**DIRECTIVE:** Reply with one number: the count of lines in the listing that contain the string "страхования".

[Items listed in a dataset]
━━━━━━━━━━━━━━━━━━━━━━━━━━━━━━

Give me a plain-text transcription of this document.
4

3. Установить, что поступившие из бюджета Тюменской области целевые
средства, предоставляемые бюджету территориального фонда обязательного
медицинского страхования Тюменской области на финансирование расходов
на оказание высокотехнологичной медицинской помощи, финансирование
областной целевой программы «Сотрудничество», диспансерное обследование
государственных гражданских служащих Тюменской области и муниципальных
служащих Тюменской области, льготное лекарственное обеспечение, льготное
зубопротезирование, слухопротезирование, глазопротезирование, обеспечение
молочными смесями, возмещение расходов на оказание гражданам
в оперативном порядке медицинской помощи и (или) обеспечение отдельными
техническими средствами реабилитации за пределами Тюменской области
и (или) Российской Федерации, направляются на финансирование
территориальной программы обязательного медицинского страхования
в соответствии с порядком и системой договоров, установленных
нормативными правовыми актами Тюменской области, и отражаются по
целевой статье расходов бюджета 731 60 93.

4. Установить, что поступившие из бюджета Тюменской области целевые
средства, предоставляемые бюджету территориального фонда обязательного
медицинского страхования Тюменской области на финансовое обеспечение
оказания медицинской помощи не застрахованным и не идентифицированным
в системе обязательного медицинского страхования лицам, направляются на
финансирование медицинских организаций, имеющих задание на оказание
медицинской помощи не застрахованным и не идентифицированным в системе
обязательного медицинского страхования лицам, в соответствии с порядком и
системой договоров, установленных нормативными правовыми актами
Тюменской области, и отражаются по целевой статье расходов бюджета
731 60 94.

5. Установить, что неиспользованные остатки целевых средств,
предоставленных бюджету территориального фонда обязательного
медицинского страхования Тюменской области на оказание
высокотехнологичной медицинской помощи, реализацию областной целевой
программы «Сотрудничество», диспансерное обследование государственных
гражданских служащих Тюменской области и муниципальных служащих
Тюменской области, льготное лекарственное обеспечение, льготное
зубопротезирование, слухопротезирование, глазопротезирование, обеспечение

━━━━━━━━━━━━━━━━━━━━━━━━━━━━━━

**FULL OUTPUT:** 6